=== Data listing ===

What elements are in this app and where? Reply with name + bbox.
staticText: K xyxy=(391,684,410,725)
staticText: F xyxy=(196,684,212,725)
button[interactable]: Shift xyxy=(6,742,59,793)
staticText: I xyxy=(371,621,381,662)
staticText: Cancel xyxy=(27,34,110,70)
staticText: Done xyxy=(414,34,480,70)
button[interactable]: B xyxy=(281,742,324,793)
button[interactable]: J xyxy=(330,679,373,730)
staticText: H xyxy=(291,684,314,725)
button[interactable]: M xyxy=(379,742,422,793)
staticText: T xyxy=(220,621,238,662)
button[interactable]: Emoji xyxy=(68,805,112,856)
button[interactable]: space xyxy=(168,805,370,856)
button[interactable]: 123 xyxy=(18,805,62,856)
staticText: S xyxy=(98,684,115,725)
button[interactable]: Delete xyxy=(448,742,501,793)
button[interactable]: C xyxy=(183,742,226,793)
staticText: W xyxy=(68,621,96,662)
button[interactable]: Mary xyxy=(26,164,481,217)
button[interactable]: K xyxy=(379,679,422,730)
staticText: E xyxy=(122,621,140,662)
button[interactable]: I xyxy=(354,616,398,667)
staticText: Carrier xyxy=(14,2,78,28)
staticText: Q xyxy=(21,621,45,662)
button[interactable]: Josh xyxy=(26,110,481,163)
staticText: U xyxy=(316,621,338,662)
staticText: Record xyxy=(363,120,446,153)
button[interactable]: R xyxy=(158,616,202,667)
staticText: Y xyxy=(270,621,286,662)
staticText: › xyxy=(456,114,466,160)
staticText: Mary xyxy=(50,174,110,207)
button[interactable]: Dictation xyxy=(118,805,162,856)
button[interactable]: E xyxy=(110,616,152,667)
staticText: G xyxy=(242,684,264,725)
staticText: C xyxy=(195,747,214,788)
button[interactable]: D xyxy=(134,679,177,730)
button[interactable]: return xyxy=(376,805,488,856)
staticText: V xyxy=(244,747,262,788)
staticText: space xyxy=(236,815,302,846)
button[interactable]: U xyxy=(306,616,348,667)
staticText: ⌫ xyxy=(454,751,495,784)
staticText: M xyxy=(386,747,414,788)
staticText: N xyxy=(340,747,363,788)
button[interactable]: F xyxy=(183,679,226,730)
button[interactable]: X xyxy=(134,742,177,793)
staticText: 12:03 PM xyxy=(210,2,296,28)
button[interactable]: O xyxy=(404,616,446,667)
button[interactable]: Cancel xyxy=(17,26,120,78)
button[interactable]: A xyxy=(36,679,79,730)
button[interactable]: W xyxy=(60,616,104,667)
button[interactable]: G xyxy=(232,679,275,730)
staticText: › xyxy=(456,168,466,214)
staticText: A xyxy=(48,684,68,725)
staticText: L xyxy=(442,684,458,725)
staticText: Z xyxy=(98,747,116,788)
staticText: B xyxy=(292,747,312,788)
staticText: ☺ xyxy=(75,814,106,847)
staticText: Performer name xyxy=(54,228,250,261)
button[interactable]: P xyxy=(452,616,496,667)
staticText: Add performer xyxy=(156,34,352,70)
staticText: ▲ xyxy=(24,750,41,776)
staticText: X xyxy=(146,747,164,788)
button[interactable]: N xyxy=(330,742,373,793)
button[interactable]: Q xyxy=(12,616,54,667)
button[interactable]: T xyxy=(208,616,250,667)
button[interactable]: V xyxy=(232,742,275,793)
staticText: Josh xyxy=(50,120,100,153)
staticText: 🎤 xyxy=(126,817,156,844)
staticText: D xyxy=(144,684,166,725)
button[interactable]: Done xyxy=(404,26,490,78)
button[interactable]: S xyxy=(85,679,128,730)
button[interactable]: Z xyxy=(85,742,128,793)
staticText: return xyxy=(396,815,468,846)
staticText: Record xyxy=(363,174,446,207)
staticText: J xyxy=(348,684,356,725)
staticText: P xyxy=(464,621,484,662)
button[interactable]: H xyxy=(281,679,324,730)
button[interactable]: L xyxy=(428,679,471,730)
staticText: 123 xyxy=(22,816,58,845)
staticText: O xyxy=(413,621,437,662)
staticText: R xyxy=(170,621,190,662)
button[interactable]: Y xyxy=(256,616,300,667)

===

What is asked:
Pull out every line of the rows above that contains the string "name".

Finished task:
What elements are in this app and where? Reply with name + bbox.
staticText: Performer name xyxy=(54,228,250,261)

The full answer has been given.